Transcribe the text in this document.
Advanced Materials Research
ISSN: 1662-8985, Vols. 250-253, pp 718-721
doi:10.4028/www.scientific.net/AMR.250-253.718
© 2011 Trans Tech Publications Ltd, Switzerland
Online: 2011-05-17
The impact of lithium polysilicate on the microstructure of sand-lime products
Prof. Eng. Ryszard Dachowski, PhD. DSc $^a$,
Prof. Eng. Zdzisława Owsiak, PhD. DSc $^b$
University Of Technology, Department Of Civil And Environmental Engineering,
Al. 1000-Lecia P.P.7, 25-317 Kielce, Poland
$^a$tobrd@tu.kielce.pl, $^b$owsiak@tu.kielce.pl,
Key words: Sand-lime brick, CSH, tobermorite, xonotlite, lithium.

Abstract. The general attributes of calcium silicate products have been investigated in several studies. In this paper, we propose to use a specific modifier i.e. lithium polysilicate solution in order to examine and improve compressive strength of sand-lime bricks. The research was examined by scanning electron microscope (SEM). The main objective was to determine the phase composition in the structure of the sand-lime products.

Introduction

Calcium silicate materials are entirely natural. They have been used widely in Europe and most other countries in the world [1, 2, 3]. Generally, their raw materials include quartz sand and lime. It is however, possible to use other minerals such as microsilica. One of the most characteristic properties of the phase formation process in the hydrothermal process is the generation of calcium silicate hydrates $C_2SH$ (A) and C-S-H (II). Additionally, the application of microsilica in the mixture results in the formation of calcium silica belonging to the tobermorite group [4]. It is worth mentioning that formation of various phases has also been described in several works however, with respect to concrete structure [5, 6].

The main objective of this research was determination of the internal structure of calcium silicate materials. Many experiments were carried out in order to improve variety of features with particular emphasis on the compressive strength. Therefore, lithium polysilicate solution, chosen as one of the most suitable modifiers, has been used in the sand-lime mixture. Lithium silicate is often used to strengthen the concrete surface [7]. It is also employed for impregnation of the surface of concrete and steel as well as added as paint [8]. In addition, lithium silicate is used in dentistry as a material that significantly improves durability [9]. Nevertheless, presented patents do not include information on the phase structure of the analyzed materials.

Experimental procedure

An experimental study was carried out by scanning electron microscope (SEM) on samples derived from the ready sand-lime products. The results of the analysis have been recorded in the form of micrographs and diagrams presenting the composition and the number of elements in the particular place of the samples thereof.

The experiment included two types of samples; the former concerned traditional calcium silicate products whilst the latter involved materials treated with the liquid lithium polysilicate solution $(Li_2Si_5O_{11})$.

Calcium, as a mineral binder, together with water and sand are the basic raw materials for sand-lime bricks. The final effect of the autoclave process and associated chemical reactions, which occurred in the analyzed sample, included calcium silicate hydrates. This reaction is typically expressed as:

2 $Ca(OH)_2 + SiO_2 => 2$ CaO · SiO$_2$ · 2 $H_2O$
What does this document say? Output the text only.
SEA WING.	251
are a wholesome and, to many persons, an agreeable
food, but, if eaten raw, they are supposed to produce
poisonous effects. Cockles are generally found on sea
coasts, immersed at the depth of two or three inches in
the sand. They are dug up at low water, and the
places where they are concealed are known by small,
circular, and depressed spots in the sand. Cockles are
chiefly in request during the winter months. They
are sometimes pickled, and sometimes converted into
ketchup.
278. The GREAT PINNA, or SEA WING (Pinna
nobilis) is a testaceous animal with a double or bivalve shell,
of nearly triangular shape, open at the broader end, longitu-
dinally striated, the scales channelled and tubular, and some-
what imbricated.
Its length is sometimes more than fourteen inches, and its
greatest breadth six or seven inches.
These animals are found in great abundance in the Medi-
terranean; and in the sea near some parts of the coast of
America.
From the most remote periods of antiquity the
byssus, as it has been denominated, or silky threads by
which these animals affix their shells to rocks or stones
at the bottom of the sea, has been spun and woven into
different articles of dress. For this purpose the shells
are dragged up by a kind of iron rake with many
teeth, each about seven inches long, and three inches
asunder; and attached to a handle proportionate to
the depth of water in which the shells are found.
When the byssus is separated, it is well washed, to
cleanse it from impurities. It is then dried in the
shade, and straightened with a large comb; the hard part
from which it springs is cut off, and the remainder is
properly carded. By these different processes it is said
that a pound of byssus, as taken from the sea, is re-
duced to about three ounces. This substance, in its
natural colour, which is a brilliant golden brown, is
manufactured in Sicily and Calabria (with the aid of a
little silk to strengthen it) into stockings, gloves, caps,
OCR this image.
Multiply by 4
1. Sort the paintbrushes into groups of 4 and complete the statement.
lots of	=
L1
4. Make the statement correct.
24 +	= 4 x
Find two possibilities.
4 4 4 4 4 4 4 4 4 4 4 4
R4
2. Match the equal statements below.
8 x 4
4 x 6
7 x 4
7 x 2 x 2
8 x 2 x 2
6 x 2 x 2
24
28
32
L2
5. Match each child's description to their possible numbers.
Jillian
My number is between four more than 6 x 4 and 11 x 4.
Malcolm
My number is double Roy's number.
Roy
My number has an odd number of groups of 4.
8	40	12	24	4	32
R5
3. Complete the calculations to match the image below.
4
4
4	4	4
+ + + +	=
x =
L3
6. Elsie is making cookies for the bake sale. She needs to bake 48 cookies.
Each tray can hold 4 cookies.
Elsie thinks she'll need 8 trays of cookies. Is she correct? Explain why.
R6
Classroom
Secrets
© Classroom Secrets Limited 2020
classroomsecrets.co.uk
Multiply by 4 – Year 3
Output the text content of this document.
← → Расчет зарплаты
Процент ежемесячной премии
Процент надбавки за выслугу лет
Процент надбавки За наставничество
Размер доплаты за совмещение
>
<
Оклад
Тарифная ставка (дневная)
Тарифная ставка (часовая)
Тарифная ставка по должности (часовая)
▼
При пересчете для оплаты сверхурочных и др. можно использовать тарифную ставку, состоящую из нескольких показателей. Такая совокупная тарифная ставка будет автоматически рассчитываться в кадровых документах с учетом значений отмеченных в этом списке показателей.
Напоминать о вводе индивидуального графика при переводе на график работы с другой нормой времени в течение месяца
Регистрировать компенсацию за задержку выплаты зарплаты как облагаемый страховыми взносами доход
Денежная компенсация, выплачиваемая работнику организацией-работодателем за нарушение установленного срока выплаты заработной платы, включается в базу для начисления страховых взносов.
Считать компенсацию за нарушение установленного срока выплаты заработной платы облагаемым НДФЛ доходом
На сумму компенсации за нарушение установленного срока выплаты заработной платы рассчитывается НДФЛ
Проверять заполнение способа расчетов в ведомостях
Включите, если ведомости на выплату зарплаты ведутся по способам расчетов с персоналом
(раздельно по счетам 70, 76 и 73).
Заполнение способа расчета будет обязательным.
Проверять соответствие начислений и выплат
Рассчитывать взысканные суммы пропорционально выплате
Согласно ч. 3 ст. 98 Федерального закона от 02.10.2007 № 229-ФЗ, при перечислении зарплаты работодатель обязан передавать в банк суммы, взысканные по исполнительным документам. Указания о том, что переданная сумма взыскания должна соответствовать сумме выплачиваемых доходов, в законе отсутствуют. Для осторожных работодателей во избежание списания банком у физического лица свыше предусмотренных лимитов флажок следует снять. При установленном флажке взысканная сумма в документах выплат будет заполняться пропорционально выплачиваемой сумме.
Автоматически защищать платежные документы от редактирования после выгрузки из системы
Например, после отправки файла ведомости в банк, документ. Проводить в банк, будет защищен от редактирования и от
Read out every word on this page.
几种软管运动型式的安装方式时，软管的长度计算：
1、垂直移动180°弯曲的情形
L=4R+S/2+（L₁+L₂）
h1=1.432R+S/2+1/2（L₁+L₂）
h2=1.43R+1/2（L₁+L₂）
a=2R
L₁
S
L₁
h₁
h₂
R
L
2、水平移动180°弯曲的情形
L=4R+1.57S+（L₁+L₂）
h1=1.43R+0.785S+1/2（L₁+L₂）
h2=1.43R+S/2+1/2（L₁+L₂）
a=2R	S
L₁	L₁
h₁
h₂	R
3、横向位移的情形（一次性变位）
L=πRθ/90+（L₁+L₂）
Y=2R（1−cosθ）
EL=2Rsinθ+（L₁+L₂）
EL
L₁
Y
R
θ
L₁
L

+++

EXERCISE INSTRUCTIONS
Copy out each line of the data containing the string "ставка".

WRITTEN RESPONSE
Тарифная ставка (дневная)
Тарифная ставка (часовая)
Тарифная ставка по должности (часовая)
При пересчете для оплаты сверхурочных и др. можно использовать тарифную ставку, состоящую из нескольких показателей. Такая совокупная тарифная ставка будет автоматически рассчитываться в кадровых документах с учетом значений отмеченных в этом списке показателей.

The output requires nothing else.